▸ **SET EXERCISE**
Locate the word "machine" in the entries below, then gather every line that holds it.

## START RECORDS TO PROCESS

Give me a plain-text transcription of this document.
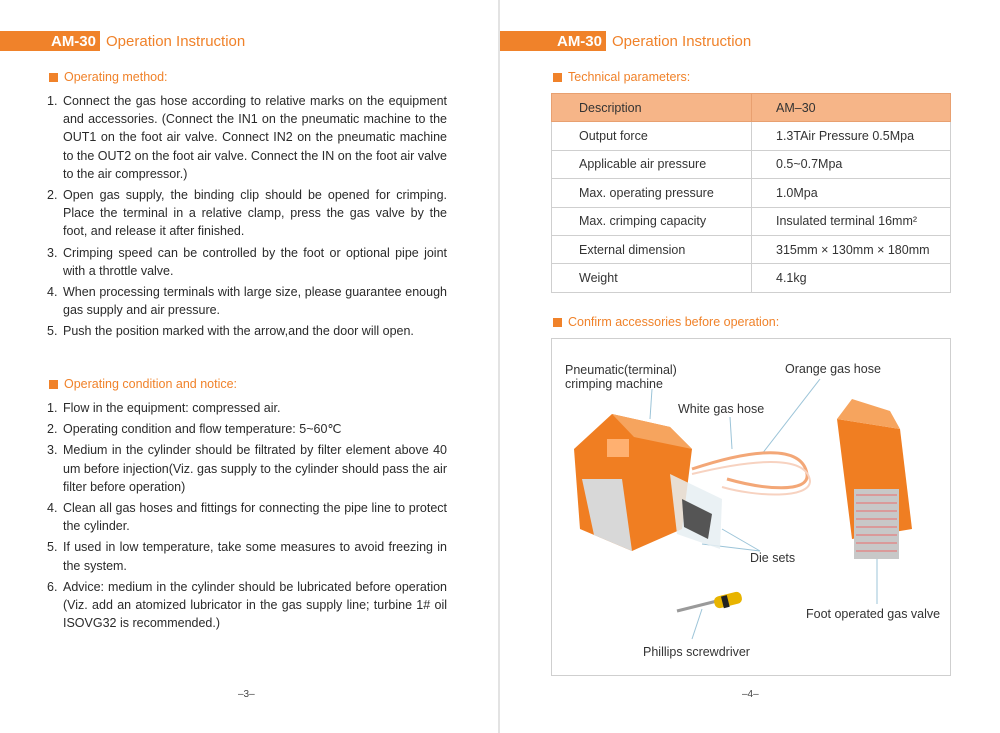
AM-30 Operation Instruction
Operating method:
1. Connect the gas hose according to relative marks on the equipment and accessories. (Connect the IN1 on the pneumatic machine to the OUT1 on the foot air valve. Connect IN2 on the pneumatic machine to the OUT2 on the foot air valve. Connect the IN on the foot air valve to the air compressor.)
2. Open gas supply, the binding clip should be opened for crimping. Place the terminal in a relative clamp, press the gas valve by the foot, and release it after finished.
3. Crimping speed can be controlled by the foot or optional pipe joint with a throttle valve.
4. When processing terminals with large size, please guarantee enough gas supply and air pressure.
5. Push the position marked with the arrow,and the door will open.
Operating condition and notice:
1. Flow in the equipment: compressed air.
2. Operating condition and flow temperature: 5~60℃
3. Medium in the cylinder should be filtrated by filter element above 40 um before injection(Viz. gas supply to the cylinder should pass the air filter before operation)
4. Clean all gas hoses and fittings for connecting the pipe line to protect the cylinder.
5. If used in low temperature, take some measures to avoid freezing in the system.
6. Advice: medium in the cylinder should be lubricated before operation (Viz. add an atomized lubricator in the gas supply line; turbine 1# oil ISOVG32 is recommended.)
–3–
AM-30 Operation Instruction
Technical parameters:
Description	AM–30
Output force	1.3TAir Pressure 0.5Mpa
Applicable air pressure	0.5~0.7Mpa
Max. operating pressure	1.0Mpa
Max. crimping capacity	Insulated terminal 16mm²
External dimension	315mm × 130mm × 180mm
Weight	4.1kg
Confirm accessories before operation:
Pneumatic(terminal)
crimping machine
Orange gas hose
White gas hose
Die sets
Foot operated gas valve
Phillips screwdriver
–4–
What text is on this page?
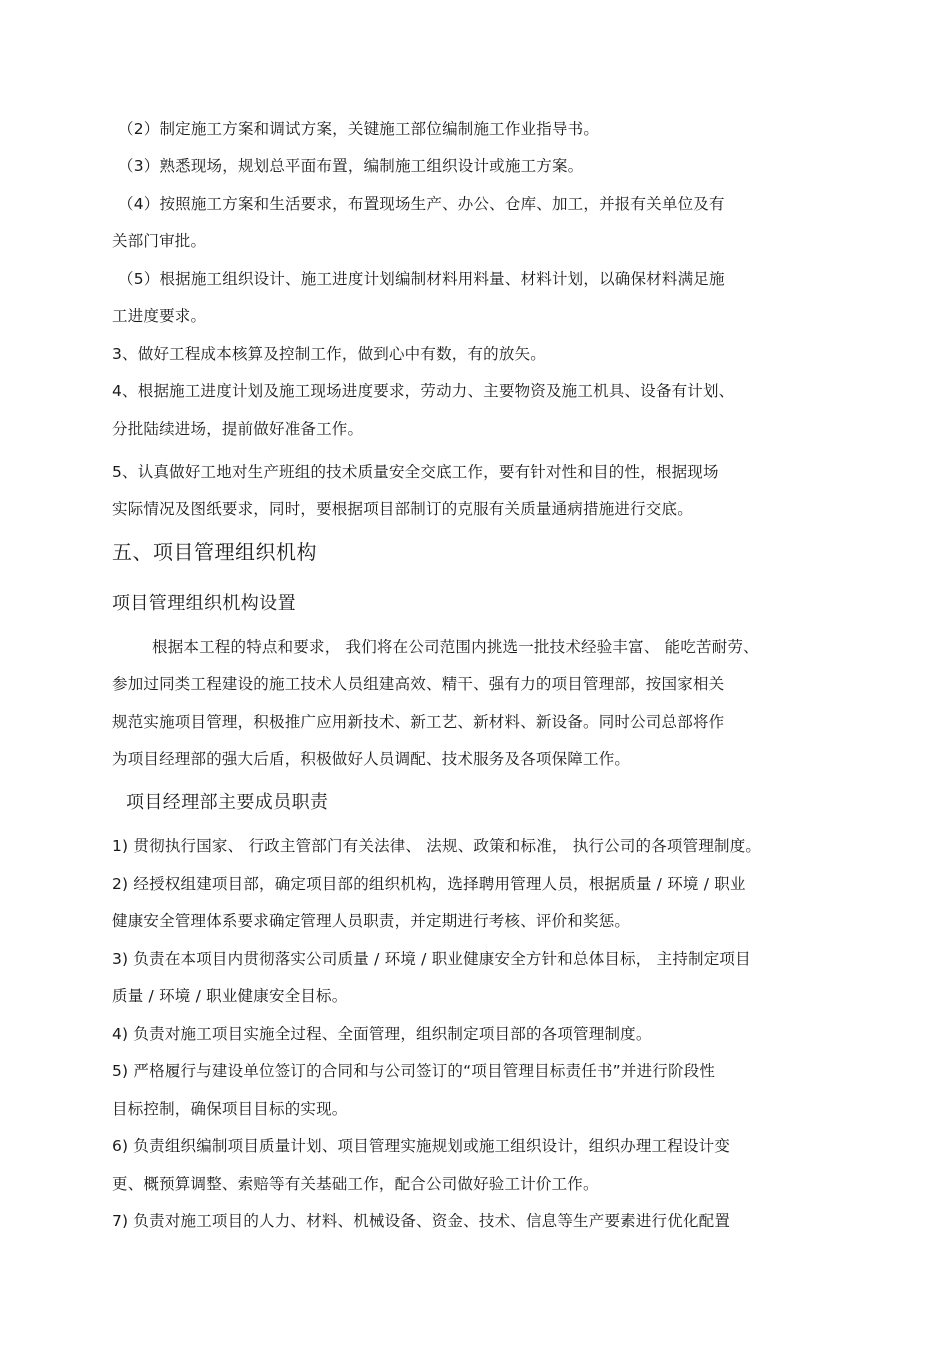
（2）制定施工方案和调试方案，关键施工部位编制施工作业指导书。
（3）熟悉现场，规划总平面布置，编制施工组织设计或施工方案。
（4）按照施工方案和生活要求，布置现场生产、办公、仓库、加工，并报有关单位及有
关部门审批。
（5）根据施工组织设计、施工进度计划编制材料用料量、材料计划，以确保材料满足施
工进度要求。
3、做好工程成本核算及控制工作，做到心中有数，有的放矢。
4、根据施工进度计划及施工现场进度要求，劳动力、主要物资及施工机具、设备有计划、
分批陆续进场，提前做好准备工作。
5、认真做好工地对生产班组的技术质量安全交底工作，要有针对性和目的性，根据现场
实际情况及图纸要求，同时，要根据项目部制订的克服有关质量通病措施进行交底。
五、项目管理组织机构
项目管理组织机构设置
根据本工程的特点和要求， 我们将在公司范围内挑选一批技术经验丰富、 能吃苦耐劳、
参加过同类工程建设的施工技术人员组建高效、精干、强有力的项目管理部，按国家相关
规范实施项目管理，积极推广应用新技术、新工艺、新材料、新设备。同时公司总部将作
为项目经理部的强大后盾，积极做好人员调配、技术服务及各项保障工作。
项目经理部主要成员职责
1) 贯彻执行国家、 行政主管部门有关法律、 法规、政策和标准， 执行公司的各项管理制度。
2) 经授权组建项目部，确定项目部的组织机构，选择聘用管理人员，根据质量 / 环境 / 职业
健康安全管理体系要求确定管理人员职责，并定期进行考核、评价和奖惩。
3) 负责在本项目内贯彻落实公司质量 / 环境 / 职业健康安全方针和总体目标， 主持制定项目
质量 / 环境 / 职业健康安全目标。
4) 负责对施工项目实施全过程、全面管理，组织制定项目部的各项管理制度。
5) 严格履行与建设单位签订的合同和与公司签订的“项目管理目标责任书”并进行阶段性
目标控制，确保项目目标的实现。
6) 负责组织编制项目质量计划、项目管理实施规划或施工组织设计，组织办理工程设计变
更、概预算调整、索赔等有关基础工作，配合公司做好验工计价工作。
7) 负责对施工项目的人力、材料、机械设备、资金、技术、信息等生产要素进行优化配置
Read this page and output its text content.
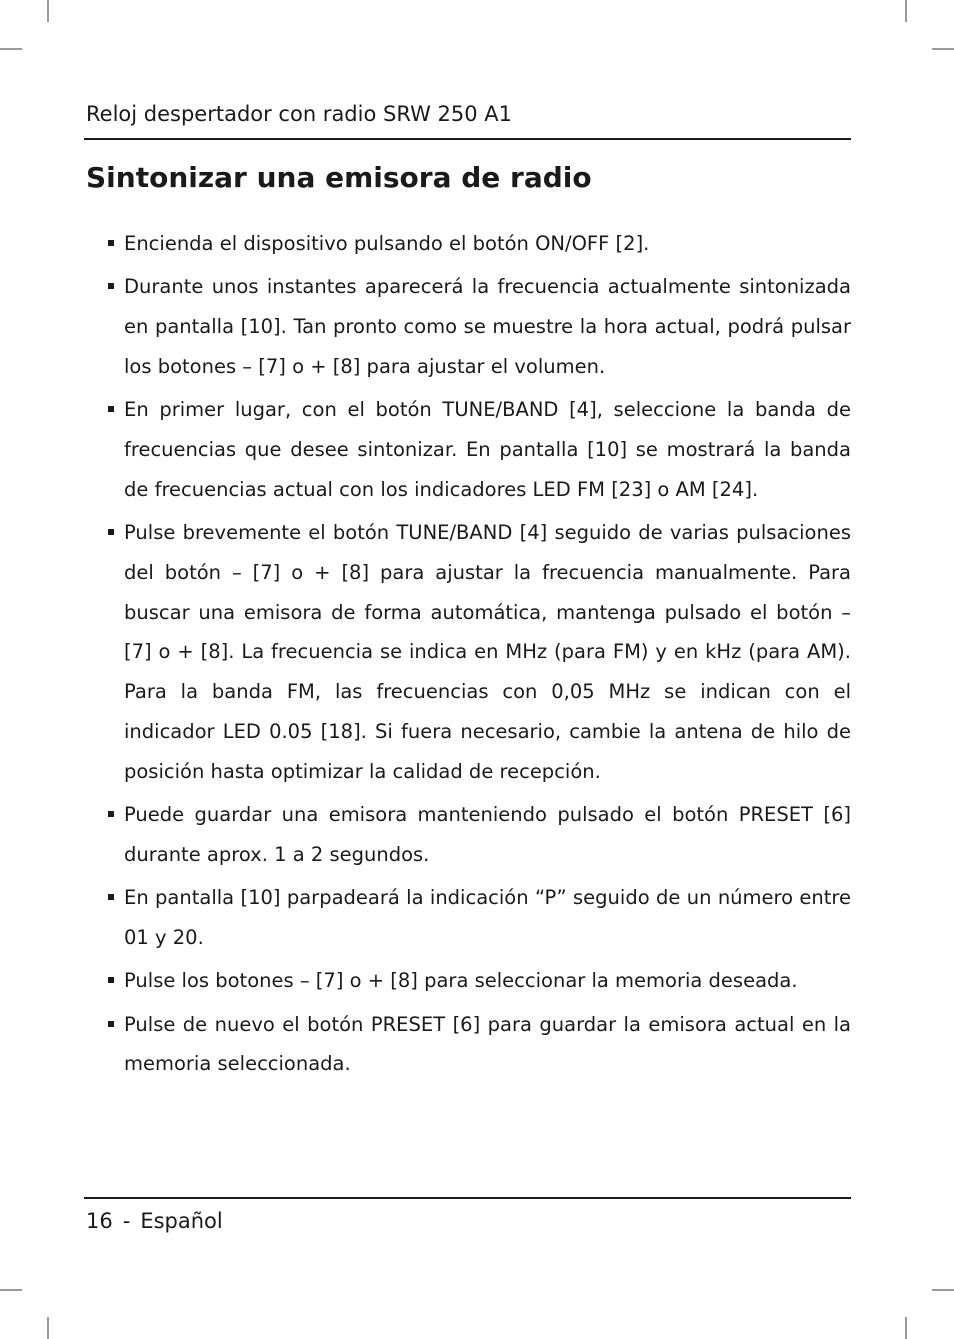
Reloj despertador con radio SRW 250 A1
Sintonizar una emisora de radio
Encienda el dispositivo pulsando el botón ON/OFF [2].
Durante unos instantes aparecerá la frecuencia actualmente sintonizada en pantalla [10]. Tan pronto como se muestre la hora actual, podrá pulsar los botones – [7] o + [8] para ajustar el volumen.
En primer lugar, con el botón TUNE/BAND [4], seleccione la banda de frecuencias que desee sintonizar. En pantalla [10] se mostrará la banda de frecuencias actual con los indicadores LED FM [23] o AM [24].
Pulse brevemente el botón TUNE/BAND [4] seguido de varias pulsaciones del botón – [7] o + [8] para ajustar la frecuencia manualmente. Para buscar una emisora de forma automática, mantenga pulsado el botón – [7] o + [8]. La frecuencia se indica en MHz (para FM) y en kHz (para AM). Para la banda FM, las frecuencias con 0,05 MHz se indican con el indicador LED 0.05 [18]. Si fuera necesario, cambie la antena de hilo de posición hasta optimizar la calidad de recepción.
Puede guardar una emisora manteniendo pulsado el botón PRESET [6] durante aprox. 1 a 2 segundos.
En pantalla [10] parpadeará la indicación “P” seguido de un número entre 01 y 20.
Pulse los botones – [7] o + [8] para seleccionar la memoria deseada.
Pulse de nuevo el botón PRESET [6] para guardar la emisora actual en la memoria seleccionada.
16 - Español
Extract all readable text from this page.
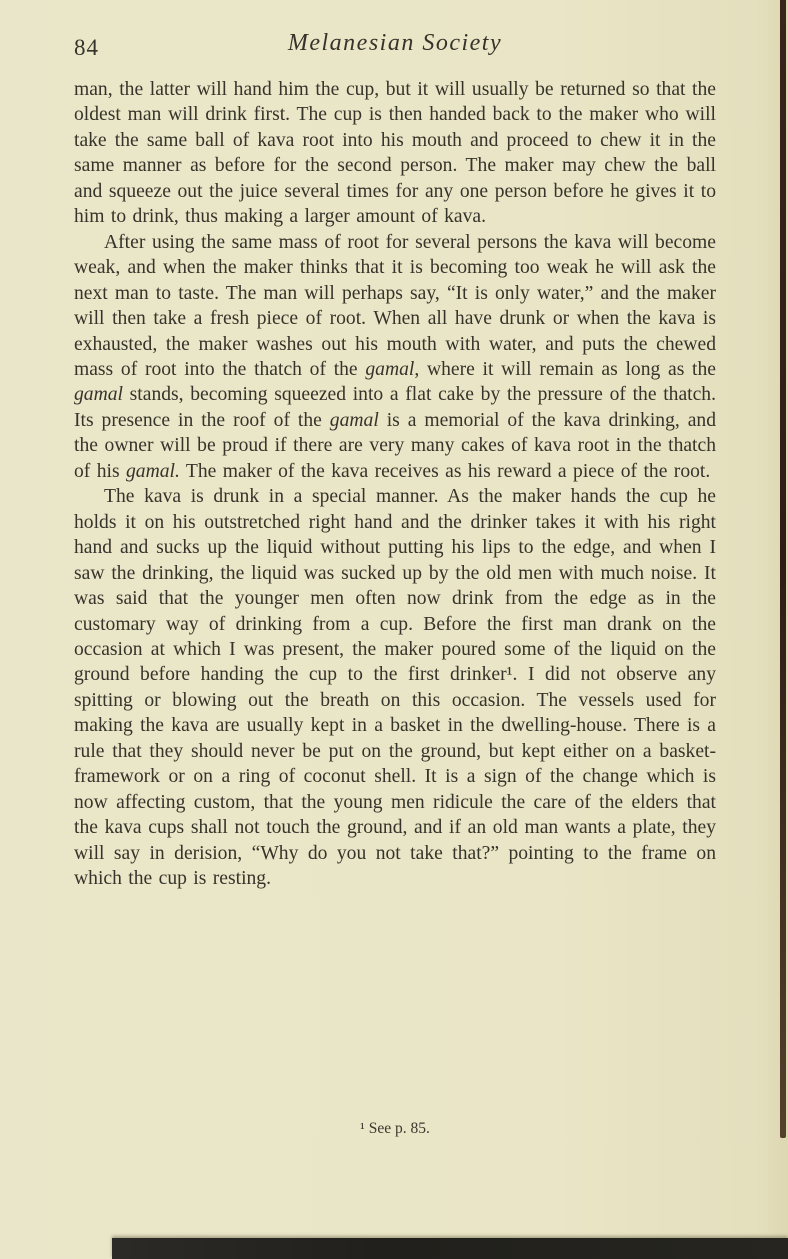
84	Melanesian Society

man, the latter will hand him the cup, but it will usually be returned so that the oldest man will drink first. The cup is then handed back to the maker who will take the same ball of kava root into his mouth and proceed to chew it in the same manner as before for the second person. The maker may chew the ball and squeeze out the juice several times for any one person before he gives it to him to drink, thus making a larger amount of kava.

After using the same mass of root for several persons the kava will become weak, and when the maker thinks that it is becoming too weak he will ask the next man to taste. The man will perhaps say, “It is only water,” and the maker will then take a fresh piece of root. When all have drunk or when the kava is exhausted, the maker washes out his mouth with water, and puts the chewed mass of root into the thatch of the gamal, where it will remain as long as the gamal stands, becoming squeezed into a flat cake by the pressure of the thatch. Its presence in the roof of the gamal is a memorial of the kava drinking, and the owner will be proud if there are very many cakes of kava root in the thatch of his gamal. The maker of the kava receives as his reward a piece of the root.

The kava is drunk in a special manner. As the maker hands the cup he holds it on his outstretched right hand and the drinker takes it with his right hand and sucks up the liquid without putting his lips to the edge, and when I saw the drinking, the liquid was sucked up by the old men with much noise. It was said that the younger men often now drink from the edge as in the customary way of drinking from a cup. Before the first man drank on the occasion at which I was present, the maker poured some of the liquid on the ground before handing the cup to the first drinker¹. I did not observe any spitting or blowing out the breath on this occasion. The vessels used for making the kava are usually kept in a basket in the dwelling-house. There is a rule that they should never be put on the ground, but kept either on a basket-framework or on a ring of coconut shell. It is a sign of the change which is now affecting custom, that the young men ridicule the care of the elders that the kava cups shall not touch the ground, and if an old man wants a plate, they will say in derision, “Why do you not take that?” pointing to the frame on which the cup is resting.

¹ See p. 85.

## END RECORDS TO PROCESS

▸ **WORKED ANSWER**
1. Connect the gas hose according to relative marks on the equipment and accessories. (Connect the IN1 on the pneumatic machine to the OUT1 on the foot air valve. Connect IN2 on the pneumatic machine to the OUT2 on the foot air valve. Connect the IN on the foot air valve to the air compressor.)
crimping machine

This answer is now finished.